Omit the pictures, please, and give each record below again exactly.

* start Raw data *

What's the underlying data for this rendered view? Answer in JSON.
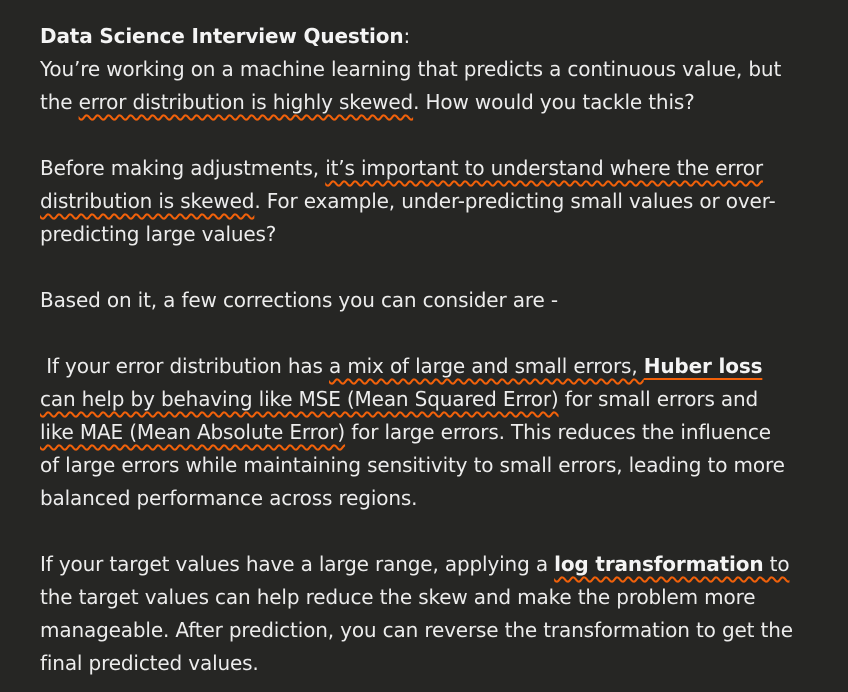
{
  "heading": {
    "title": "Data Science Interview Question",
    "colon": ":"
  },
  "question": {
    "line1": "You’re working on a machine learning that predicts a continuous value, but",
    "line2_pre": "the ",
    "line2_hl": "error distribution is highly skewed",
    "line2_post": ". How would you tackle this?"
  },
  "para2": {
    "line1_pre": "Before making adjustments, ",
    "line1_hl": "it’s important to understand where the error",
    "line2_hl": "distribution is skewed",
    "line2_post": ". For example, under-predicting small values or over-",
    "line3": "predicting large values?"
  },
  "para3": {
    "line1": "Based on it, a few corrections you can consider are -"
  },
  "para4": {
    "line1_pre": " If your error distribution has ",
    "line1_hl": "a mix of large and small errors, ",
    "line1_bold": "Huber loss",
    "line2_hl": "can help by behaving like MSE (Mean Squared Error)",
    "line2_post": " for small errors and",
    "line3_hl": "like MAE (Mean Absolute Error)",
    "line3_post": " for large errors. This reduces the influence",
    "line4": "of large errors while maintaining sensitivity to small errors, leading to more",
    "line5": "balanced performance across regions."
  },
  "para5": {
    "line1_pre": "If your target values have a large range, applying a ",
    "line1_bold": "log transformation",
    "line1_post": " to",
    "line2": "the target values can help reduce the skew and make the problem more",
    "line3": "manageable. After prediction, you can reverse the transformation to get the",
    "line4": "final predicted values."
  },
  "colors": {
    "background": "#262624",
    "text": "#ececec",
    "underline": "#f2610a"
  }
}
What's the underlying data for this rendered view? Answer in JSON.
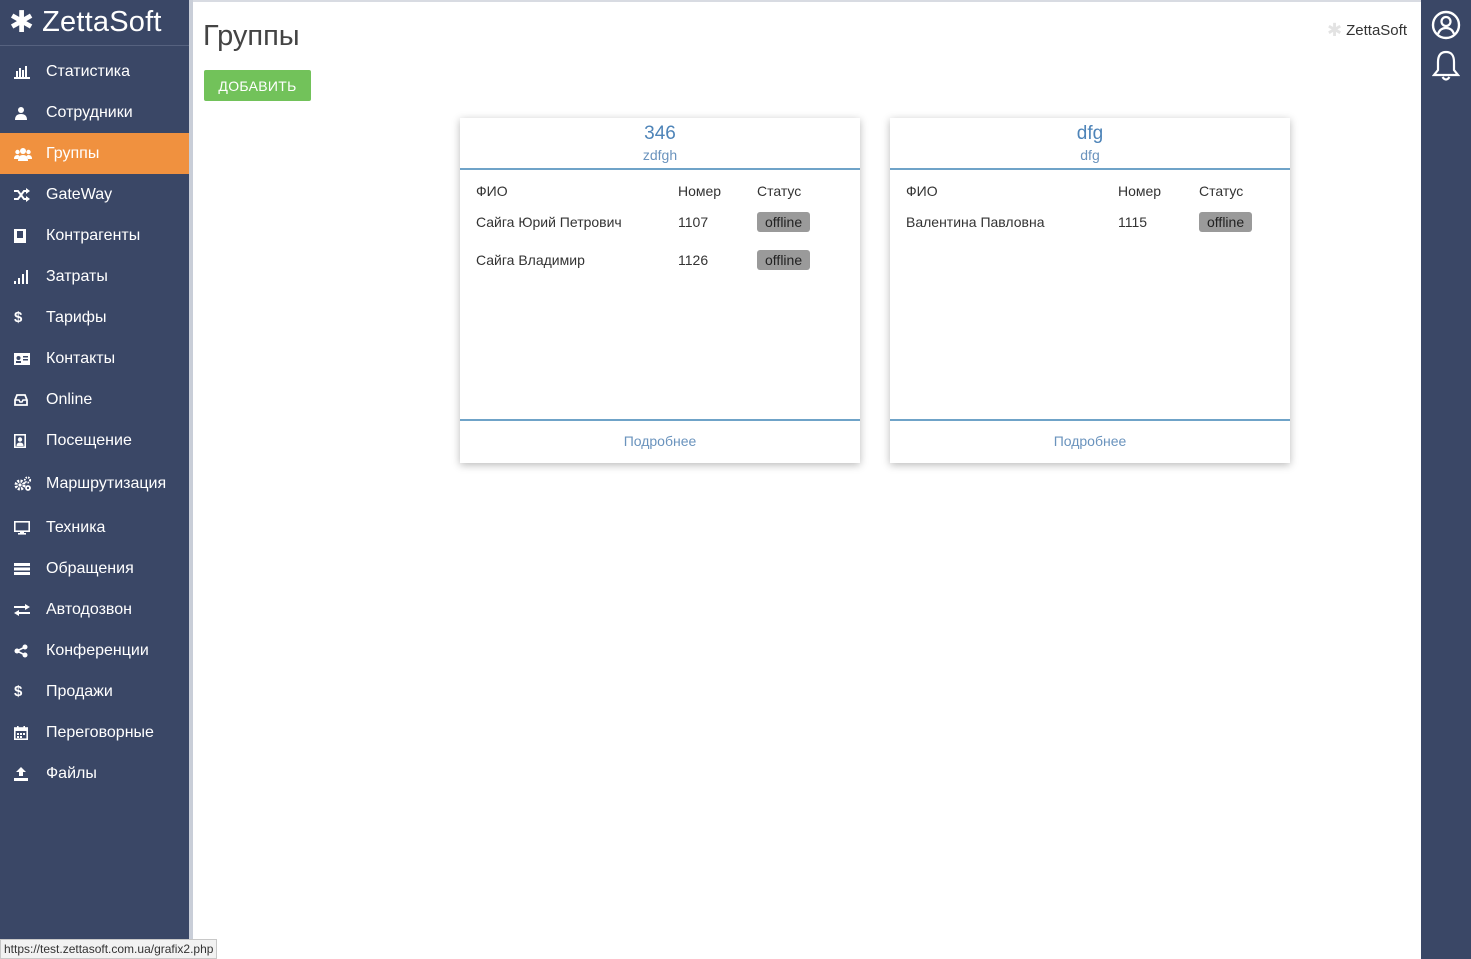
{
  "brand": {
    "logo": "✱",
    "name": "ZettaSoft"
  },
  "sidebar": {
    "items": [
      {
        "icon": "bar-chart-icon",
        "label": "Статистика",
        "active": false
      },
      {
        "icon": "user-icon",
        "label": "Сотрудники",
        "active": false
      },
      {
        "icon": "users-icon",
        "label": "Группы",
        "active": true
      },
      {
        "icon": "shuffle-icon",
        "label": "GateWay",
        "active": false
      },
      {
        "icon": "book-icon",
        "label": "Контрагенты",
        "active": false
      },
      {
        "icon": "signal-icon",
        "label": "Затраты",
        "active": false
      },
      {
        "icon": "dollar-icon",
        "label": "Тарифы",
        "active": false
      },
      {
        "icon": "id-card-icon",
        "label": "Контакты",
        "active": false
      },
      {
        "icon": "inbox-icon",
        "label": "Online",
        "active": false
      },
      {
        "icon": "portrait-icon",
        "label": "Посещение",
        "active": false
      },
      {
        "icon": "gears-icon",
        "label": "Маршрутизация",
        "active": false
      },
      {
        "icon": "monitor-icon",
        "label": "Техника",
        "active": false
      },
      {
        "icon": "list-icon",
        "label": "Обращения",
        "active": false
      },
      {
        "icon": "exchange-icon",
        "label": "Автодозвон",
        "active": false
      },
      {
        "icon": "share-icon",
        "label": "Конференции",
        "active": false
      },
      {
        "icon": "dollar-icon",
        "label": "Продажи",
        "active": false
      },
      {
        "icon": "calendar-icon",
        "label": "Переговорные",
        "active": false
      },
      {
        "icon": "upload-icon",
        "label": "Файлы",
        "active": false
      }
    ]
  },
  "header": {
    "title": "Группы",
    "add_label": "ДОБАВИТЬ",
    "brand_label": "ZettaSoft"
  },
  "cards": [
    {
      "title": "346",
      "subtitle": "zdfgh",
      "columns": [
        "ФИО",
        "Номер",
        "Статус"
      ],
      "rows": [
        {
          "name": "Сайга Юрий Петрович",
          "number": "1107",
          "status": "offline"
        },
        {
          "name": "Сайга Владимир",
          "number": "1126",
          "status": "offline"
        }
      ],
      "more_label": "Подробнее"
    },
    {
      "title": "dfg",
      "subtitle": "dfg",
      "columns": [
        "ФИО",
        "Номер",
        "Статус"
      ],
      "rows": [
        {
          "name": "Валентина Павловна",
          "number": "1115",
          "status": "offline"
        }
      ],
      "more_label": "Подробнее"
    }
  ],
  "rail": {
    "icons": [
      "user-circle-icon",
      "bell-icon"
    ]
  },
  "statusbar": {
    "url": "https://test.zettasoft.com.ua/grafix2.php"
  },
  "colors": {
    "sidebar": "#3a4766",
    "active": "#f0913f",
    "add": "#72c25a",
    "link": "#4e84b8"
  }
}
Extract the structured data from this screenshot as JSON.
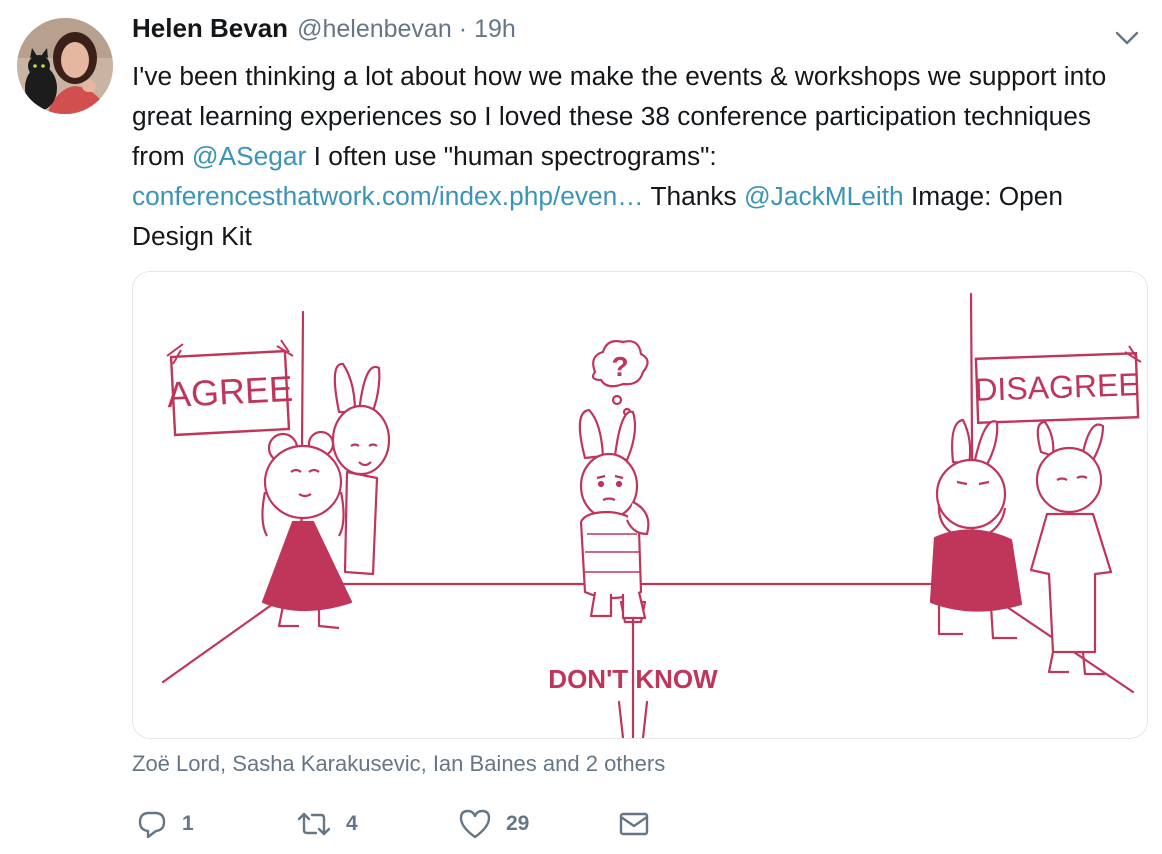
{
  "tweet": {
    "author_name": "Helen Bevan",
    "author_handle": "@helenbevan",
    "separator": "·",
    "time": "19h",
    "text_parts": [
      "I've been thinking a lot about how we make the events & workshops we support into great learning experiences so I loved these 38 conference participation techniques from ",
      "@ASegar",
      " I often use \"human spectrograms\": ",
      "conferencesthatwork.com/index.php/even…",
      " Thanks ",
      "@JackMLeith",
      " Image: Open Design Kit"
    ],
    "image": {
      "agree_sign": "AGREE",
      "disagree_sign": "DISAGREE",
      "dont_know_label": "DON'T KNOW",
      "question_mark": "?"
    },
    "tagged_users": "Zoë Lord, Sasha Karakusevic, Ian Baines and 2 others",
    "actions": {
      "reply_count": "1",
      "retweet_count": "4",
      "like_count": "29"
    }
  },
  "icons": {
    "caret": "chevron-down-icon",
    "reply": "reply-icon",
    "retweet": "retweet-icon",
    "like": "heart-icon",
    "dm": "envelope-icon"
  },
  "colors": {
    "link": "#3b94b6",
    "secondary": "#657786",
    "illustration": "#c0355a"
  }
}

* end Raw data *

— Response —
What's the underlying data for this rendered view? Answer in JSON.
{
  "heading": {
    "title": "Data Science Interview Question",
    "colon": ":"
  },
  "question": {
    "line1": "You’re working on a machine learning that predicts a continuous value, but",
    "line2_pre": "the ",
    "line2_hl": "error distribution is highly skewed",
    "line2_post": ". How would you tackle this?"
  },
  "para2": {
    "line1_pre": "Before making adjustments, ",
    "line1_hl": "it’s important to understand where the error",
    "line2_hl": "distribution is skewed",
    "line2_post": ". For example, under-predicting small values or over-",
    "line3": "predicting large values?"
  },
  "para3": {
    "line1": "Based on it, a few corrections you can consider are -"
  },
  "para4": {
    "line1_pre": " If your error distribution has ",
    "line1_hl": "a mix of large and small errors, ",
    "line1_bold": "Huber loss",
    "line2_hl": "can help by behaving like MSE (Mean Squared Error)",
    "line2_post": " for small errors and",
    "line3_hl": "like MAE (Mean Absolute Error)",
    "line3_post": " for large errors. This reduces the influence",
    "line4": "of large errors while maintaining sensitivity to small errors, leading to more",
    "line5": "balanced performance across regions."
  },
  "para5": {
    "line1_pre": "If your target values have a large range, applying a ",
    "line1_bold": "log transformation",
    "line1_post": " to",
    "line2": "the target values can help reduce the skew and make the problem more",
    "line3": "manageable. After prediction, you can reverse the transformation to get the",
    "line4": "final predicted values."
  },
  "colors": {
    "background": "#262624",
    "text": "#ececec",
    "underline": "#f2610a"
  }
}
What's the underlying data for this rendered view? Answer in JSON.
{
  "brand": {
    "logo": "✱",
    "name": "ZettaSoft"
  },
  "sidebar": {
    "items": [
      {
        "icon": "bar-chart-icon",
        "label": "Статистика",
        "active": false
      },
      {
        "icon": "user-icon",
        "label": "Сотрудники",
        "active": false
      },
      {
        "icon": "users-icon",
        "label": "Группы",
        "active": true
      },
      {
        "icon": "shuffle-icon",
        "label": "GateWay",
        "active": false
      },
      {
        "icon": "book-icon",
        "label": "Контрагенты",
        "active": false
      },
      {
        "icon": "signal-icon",
        "label": "Затраты",
        "active": false
      },
      {
        "icon": "dollar-icon",
        "label": "Тарифы",
        "active": false
      },
      {
        "icon": "id-card-icon",
        "label": "Контакты",
        "active": false
      },
      {
        "icon": "inbox-icon",
        "label": "Online",
        "active": false
      },
      {
        "icon": "portrait-icon",
        "label": "Посещение",
        "active": false
      },
      {
        "icon": "gears-icon",
        "label": "Маршрутизация",
        "active": false
      },
      {
        "icon": "monitor-icon",
        "label": "Техника",
        "active": false
      },
      {
        "icon": "list-icon",
        "label": "Обращения",
        "active": false
      },
      {
        "icon": "exchange-icon",
        "label": "Автодозвон",
        "active": false
      },
      {
        "icon": "share-icon",
        "label": "Конференции",
        "active": false
      },
      {
        "icon": "dollar-icon",
        "label": "Продажи",
        "active": false
      },
      {
        "icon": "calendar-icon",
        "label": "Переговорные",
        "active": false
      },
      {
        "icon": "upload-icon",
        "label": "Файлы",
        "active": false
      }
    ]
  },
  "header": {
    "title": "Группы",
    "add_label": "ДОБАВИТЬ",
    "brand_label": "ZettaSoft"
  },
  "cards": [
    {
      "title": "346",
      "subtitle": "zdfgh",
      "columns": [
        "ФИО",
        "Номер",
        "Статус"
      ],
      "rows": [
        {
          "name": "Сайга Юрий Петрович",
          "number": "1107",
          "status": "offline"
        },
        {
          "name": "Сайга Владимир",
          "number": "1126",
          "status": "offline"
        }
      ],
      "more_label": "Подробнее"
    },
    {
      "title": "dfg",
      "subtitle": "dfg",
      "columns": [
        "ФИО",
        "Номер",
        "Статус"
      ],
      "rows": [
        {
          "name": "Валентина Павловна",
          "number": "1115",
          "status": "offline"
        }
      ],
      "more_label": "Подробнее"
    }
  ],
  "rail": {
    "icons": [
      "user-circle-icon",
      "bell-icon"
    ]
  },
  "statusbar": {
    "url": "https://test.zettasoft.com.ua/grafix2.php"
  },
  "colors": {
    "sidebar": "#3a4766",
    "active": "#f0913f",
    "add": "#72c25a",
    "link": "#4e84b8"
  }
}
Extract the structured data from this screenshot as JSON.
{
  "tweet": {
    "author_name": "Helen Bevan",
    "author_handle": "@helenbevan",
    "separator": "·",
    "time": "19h",
    "text_parts": [
      "I've been thinking a lot about how we make the events & workshops we support into great learning experiences so I loved these 38 conference participation techniques from ",
      "@ASegar",
      " I often use \"human spectrograms\": ",
      "conferencesthatwork.com/index.php/even…",
      " Thanks ",
      "@JackMLeith",
      " Image: Open Design Kit"
    ],
    "image": {
      "agree_sign": "AGREE",
      "disagree_sign": "DISAGREE",
      "dont_know_label": "DON'T KNOW",
      "question_mark": "?"
    },
    "tagged_users": "Zoë Lord, Sasha Karakusevic, Ian Baines and 2 others",
    "actions": {
      "reply_count": "1",
      "retweet_count": "4",
      "like_count": "29"
    }
  },
  "icons": {
    "caret": "chevron-down-icon",
    "reply": "reply-icon",
    "retweet": "retweet-icon",
    "like": "heart-icon",
    "dm": "envelope-icon"
  },
  "colors": {
    "link": "#3b94b6",
    "secondary": "#657786",
    "illustration": "#c0355a"
  }
}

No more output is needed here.